## Begin Information shown

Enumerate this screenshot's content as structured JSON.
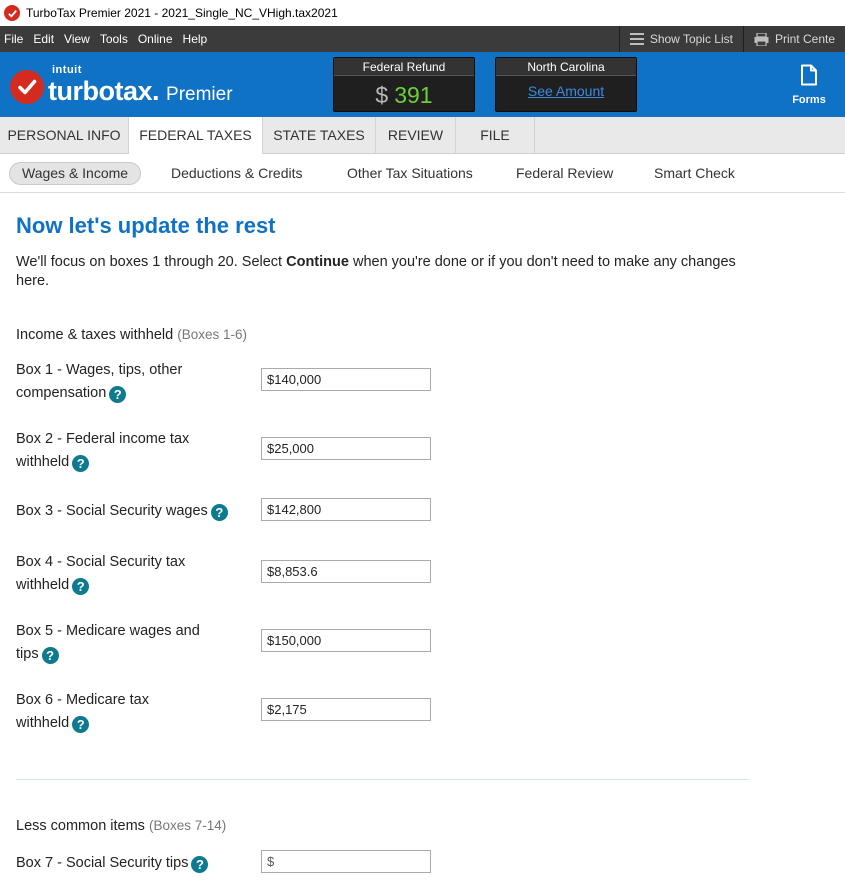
{
  "window": {
    "title": "TurboTax Premier 2021 - 2021_Single_NC_VHigh.tax2021"
  },
  "menu": {
    "items": [
      "File",
      "Edit",
      "View",
      "Tools",
      "Online",
      "Help"
    ],
    "show_topic_list": "Show Topic List",
    "print_center": "Print Cente"
  },
  "brand": {
    "intuit": "intuit",
    "product": "turbotax.",
    "edition": "Premier",
    "forms_label": "Forms"
  },
  "refund": {
    "federal_label": "Federal Refund",
    "federal_currency": "$",
    "federal_amount": "391",
    "state_label": "North Carolina",
    "state_link": "See Amount"
  },
  "nav": {
    "tabs": [
      "PERSONAL INFO",
      "FEDERAL TAXES",
      "STATE TAXES",
      "REVIEW",
      "FILE"
    ],
    "active": "FEDERAL TAXES"
  },
  "subnav": {
    "tabs": [
      "Wages & Income",
      "Deductions & Credits",
      "Other Tax Situations",
      "Federal Review",
      "Smart Check"
    ],
    "active": "Wages & Income"
  },
  "page": {
    "title": "Now let's update the rest",
    "intro_before": "We'll focus on boxes 1 through 20. Select ",
    "intro_bold": "Continue",
    "intro_after": " when you're done or if you don't need to make any changes here."
  },
  "section1": {
    "title": "Income & taxes withheld",
    "sub": "(Boxes 1-6)"
  },
  "section2": {
    "title": "Less common items",
    "sub": "(Boxes 7-14)"
  },
  "boxes": [
    {
      "label": "Box 1 - Wages, tips, other compensation",
      "value": "$140,000"
    },
    {
      "label": "Box 2 - Federal income tax withheld",
      "value": "$25,000"
    },
    {
      "label": "Box 3 - Social Security wages",
      "value": "$142,800"
    },
    {
      "label": "Box 4 - Social Security tax withheld",
      "value": "$8,853.6"
    },
    {
      "label": "Box 5 - Medicare wages and tips",
      "value": "$150,000"
    },
    {
      "label": "Box 6 - Medicare tax withheld",
      "value": "$2,175"
    },
    {
      "label": "Box 7 - Social Security tips",
      "value": "",
      "placeholder": "$"
    }
  ],
  "help_glyph": "?",
  "icons": {
    "app": "turbotax-check-icon",
    "topic_list": "list-icon",
    "print": "printer-icon",
    "forms": "document-icon",
    "help": "question-circle-icon"
  },
  "colors": {
    "brand_blue": "#0f72c5",
    "brand_red": "#d52b1e",
    "refund_green": "#6fcf3a",
    "help_teal": "#0e7a8f"
  }
}
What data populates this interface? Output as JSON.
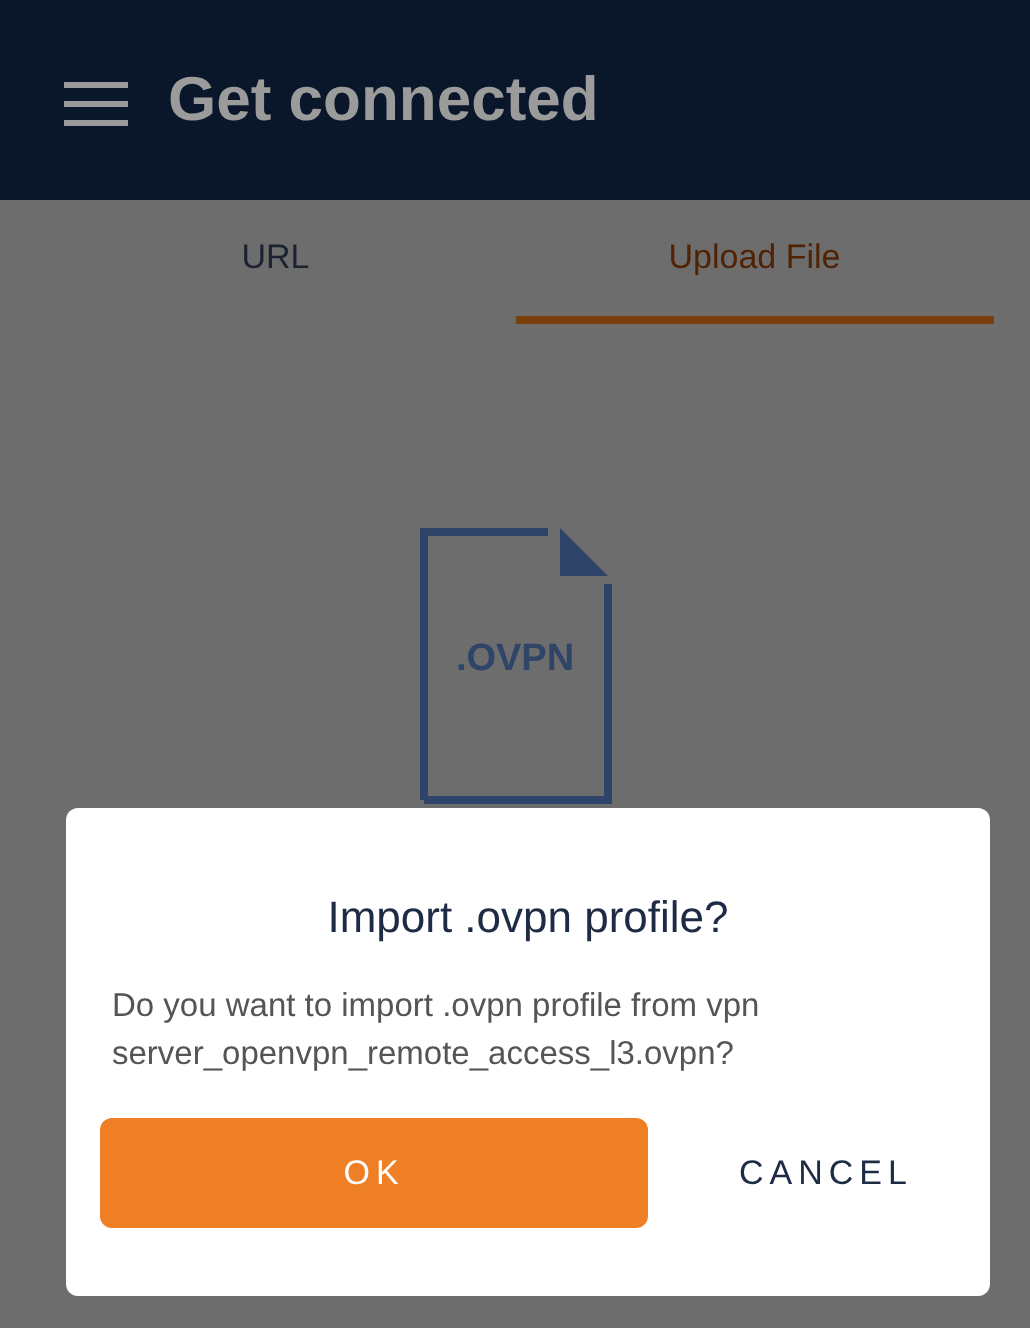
{
  "header": {
    "title": "Get connected"
  },
  "tabs": [
    {
      "label": "URL",
      "selected": false
    },
    {
      "label": "Upload File",
      "selected": true
    }
  ],
  "file_icon": {
    "label": ".OVPN"
  },
  "dialog": {
    "title": "Import .ovpn profile?",
    "message": "Do you want to import .ovpn profile from vpn server_openvpn_remote_access_l3.ovpn?",
    "buttons": [
      {
        "label": "OK",
        "kind": "primary"
      },
      {
        "label": "CANCEL",
        "kind": "text"
      }
    ]
  }
}
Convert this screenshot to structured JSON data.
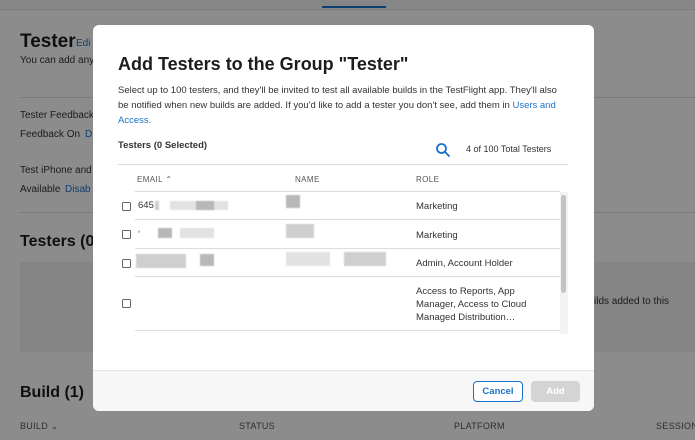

## End Information shown

### The exercise
Reproduce the entries above word for word. Pictures stay out.

### The reply
Enumerate this screenshot's content as structured JSON.
{
  "window": {
    "title": "TurboTax Premier 2021 - 2021_Single_NC_VHigh.tax2021"
  },
  "menu": {
    "items": [
      "File",
      "Edit",
      "View",
      "Tools",
      "Online",
      "Help"
    ],
    "show_topic_list": "Show Topic List",
    "print_center": "Print Cente"
  },
  "brand": {
    "intuit": "intuit",
    "product": "turbotax.",
    "edition": "Premier",
    "forms_label": "Forms"
  },
  "refund": {
    "federal_label": "Federal Refund",
    "federal_currency": "$",
    "federal_amount": "391",
    "state_label": "North Carolina",
    "state_link": "See Amount"
  },
  "nav": {
    "tabs": [
      "PERSONAL INFO",
      "FEDERAL TAXES",
      "STATE TAXES",
      "REVIEW",
      "FILE"
    ],
    "active": "FEDERAL TAXES"
  },
  "subnav": {
    "tabs": [
      "Wages & Income",
      "Deductions & Credits",
      "Other Tax Situations",
      "Federal Review",
      "Smart Check"
    ],
    "active": "Wages & Income"
  },
  "page": {
    "title": "Now let's update the rest",
    "intro_before": "We'll focus on boxes 1 through 20. Select ",
    "intro_bold": "Continue",
    "intro_after": " when you're done or if you don't need to make any changes here."
  },
  "section1": {
    "title": "Income & taxes withheld",
    "sub": "(Boxes 1-6)"
  },
  "section2": {
    "title": "Less common items",
    "sub": "(Boxes 7-14)"
  },
  "boxes": [
    {
      "label": "Box 1 - Wages, tips, other compensation",
      "value": "$140,000"
    },
    {
      "label": "Box 2 - Federal income tax withheld",
      "value": "$25,000"
    },
    {
      "label": "Box 3 - Social Security wages",
      "value": "$142,800"
    },
    {
      "label": "Box 4 - Social Security tax withheld",
      "value": "$8,853.6"
    },
    {
      "label": "Box 5 - Medicare wages and tips",
      "value": "$150,000"
    },
    {
      "label": "Box 6 - Medicare tax withheld",
      "value": "$2,175"
    },
    {
      "label": "Box 7 - Social Security tips",
      "value": "",
      "placeholder": "$"
    }
  ],
  "help_glyph": "?",
  "icons": {
    "app": "turbotax-check-icon",
    "topic_list": "list-icon",
    "print": "printer-icon",
    "forms": "document-icon",
    "help": "question-circle-icon"
  },
  "colors": {
    "brand_blue": "#0f72c5",
    "brand_red": "#d52b1e",
    "refund_green": "#6fcf3a",
    "help_teal": "#0e7a8f"
  }
}
What data populates this interface? Output as JSON.
{
  "header": {
    "title": "Get connected"
  },
  "tabs": [
    {
      "label": "URL",
      "selected": false
    },
    {
      "label": "Upload File",
      "selected": true
    }
  ],
  "file_icon": {
    "label": ".OVPN"
  },
  "dialog": {
    "title": "Import .ovpn profile?",
    "message": "Do you want to import .ovpn profile from vpn server_openvpn_remote_access_l3.ovpn?",
    "buttons": [
      {
        "label": "OK",
        "kind": "primary"
      },
      {
        "label": "CANCEL",
        "kind": "text"
      }
    ]
  }
}
Convert this screenshot to structured JSON data.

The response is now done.